**WHAT YOU SHOULD DO**
Write out every entry exactly as given, but omit the pictures.

**PROVIDED DATA**
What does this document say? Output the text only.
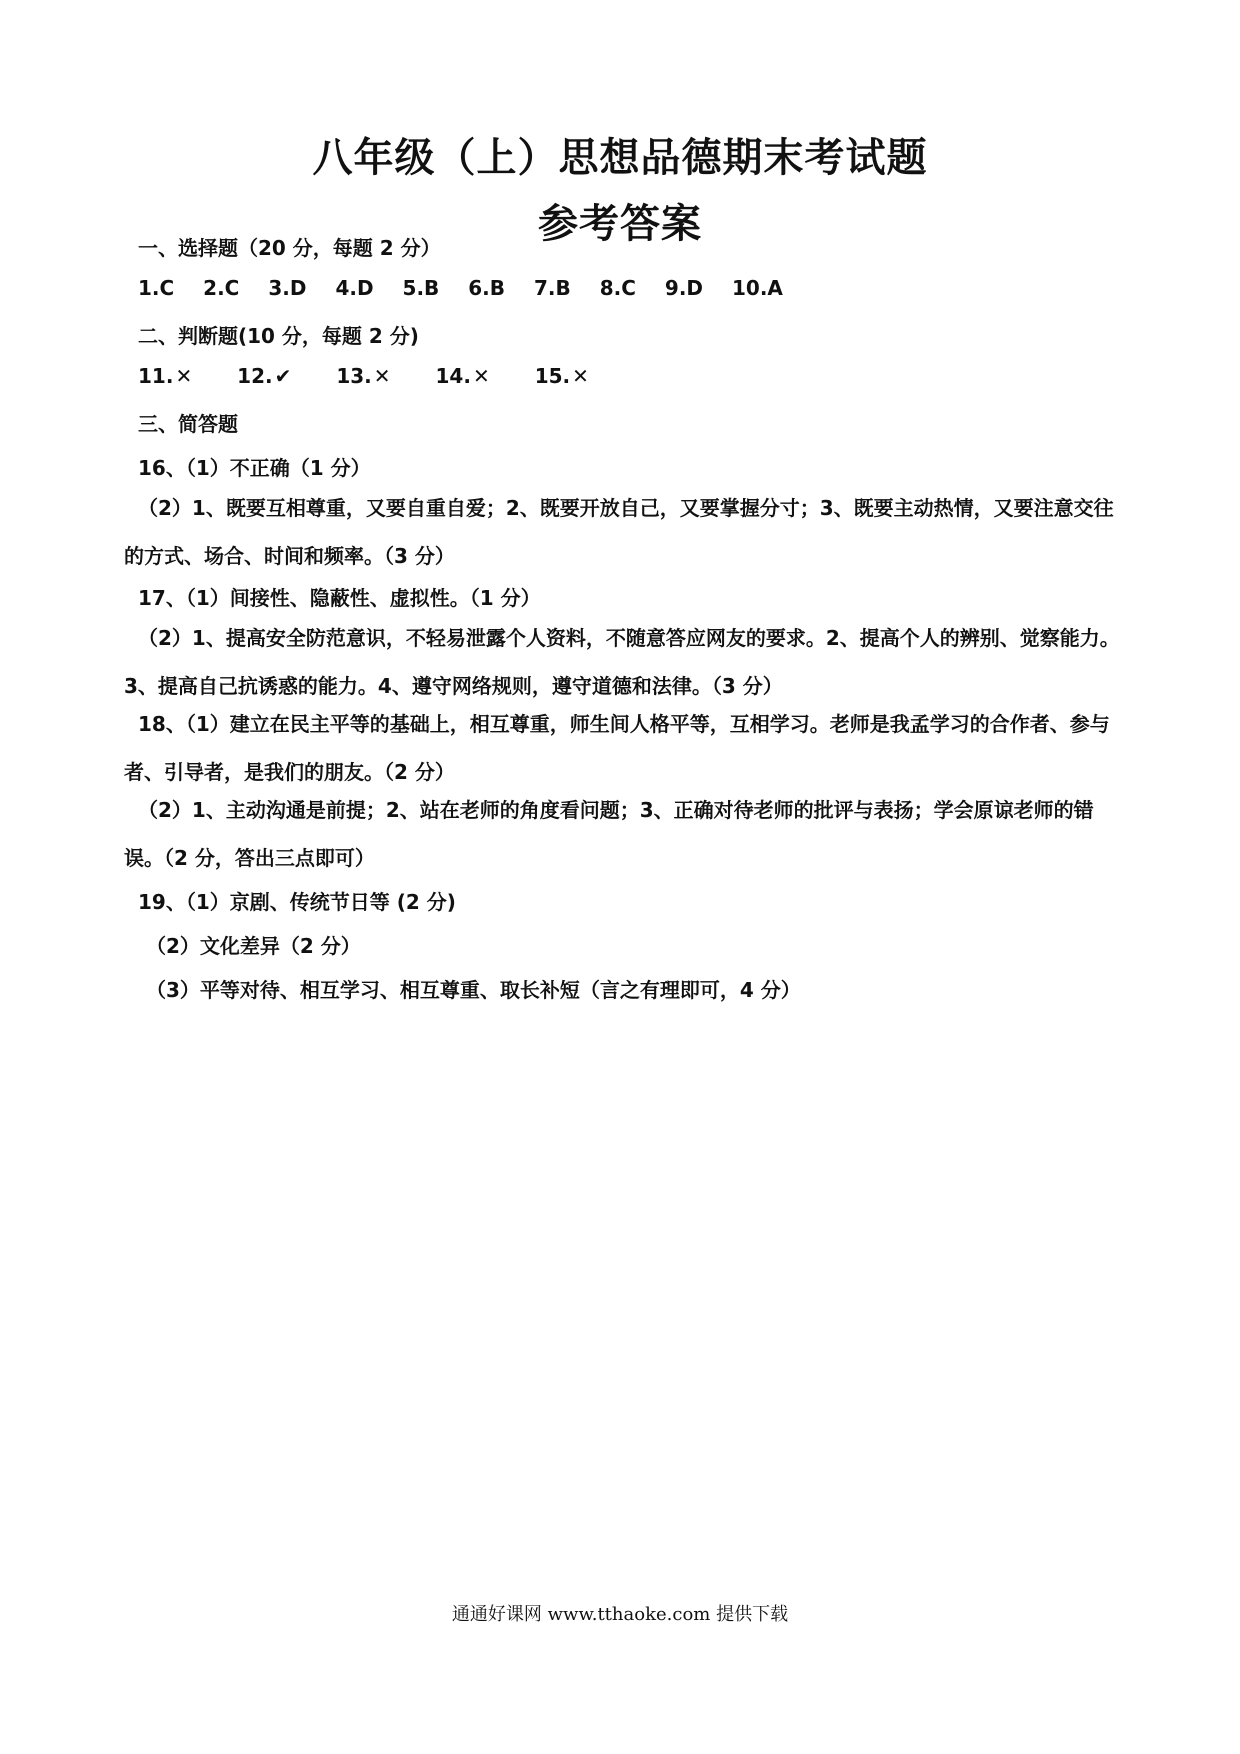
八年级（上）思想品德期末考试题
参考答案
一、选择题（20 分，每题 2 分）
1.C 2.C 3.D 4.D 5.B 6.B 7.B 8.C 9.D 10.A
二、判断题(10 分，每题 2 分)
11. ✕ 12. ✔ 13. ✕ 14. ✕ 15. ✕
三、简答题
16、（1）不正确（1 分）
（2）1、既要互相尊重，又要自重自爱；2、既要开放自己，又要掌握分寸；3、既要主动热情，又要注意交往的方式、场合、时间和频率。（3 分）
17、（1）间接性、隐蔽性、虚拟性。（1 分）
（2）1、提高安全防范意识，不轻易泄露个人资料，不随意答应网友的要求。2、提高个人的辨别、觉察能力。3、提高自己抗诱惑的能力。4、遵守网络规则，遵守道德和法律。（3 分）
18、（1）建立在民主平等的基础上，相互尊重，师生间人格平等，互相学习。老师是我孟学习的合作者、参与者、引导者，是我们的朋友。（2 分）
（2）1、主动沟通是前提；2、站在老师的角度看问题；3、正确对待老师的批评与表扬；学会原谅老师的错误。（2 分，答出三点即可）
19、（1）京剧、传统节日等 (2 分)
（2）文化差异（2 分）
（3）平等对待、相互学习、相互尊重、取长补短（言之有理即可，4 分）
通通好课网 www.tthaoke.com 提供下载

**REPLY**
What does this document say? Output the text only.
八年级（上）思想品德期末考试题
参考答案
一、选择题（20 分，每题 2 分）
1.C 2.C 3.D 4.D 5.B 6.B 7.B 8.C 9.D 10.A
二、判断题(10 分，每题 2 分)
11. ✕ 12. ✔ 13. ✕ 14. ✕ 15. ✕
三、简答题
16、（1）不正确（1 分）
（2）1、既要互相尊重，又要自重自爱；2、既要开放自己，又要掌握分寸；3、既要主动热情，又要注意交往的方式、场合、时间和频率。（3 分）
17、（1）间接性、隐蔽性、虚拟性。（1 分）
（2）1、提高安全防范意识，不轻易泄露个人资料，不随意答应网友的要求。2、提高个人的辨别、觉察能力。3、提高自己抗诱惑的能力。4、遵守网络规则，遵守道德和法律。（3 分）
18、（1）建立在民主平等的基础上，相互尊重，师生间人格平等，互相学习。老师是我孟学习的合作者、参与者、引导者，是我们的朋友。（2 分）
（2）1、主动沟通是前提；2、站在老师的角度看问题；3、正确对待老师的批评与表扬；学会原谅老师的错误。（2 分，答出三点即可）
19、（1）京剧、传统节日等 (2 分)
（2）文化差异（2 分）
（3）平等对待、相互学习、相互尊重、取长补短（言之有理即可，4 分）
通通好课网 www.tthaoke.com 提供下载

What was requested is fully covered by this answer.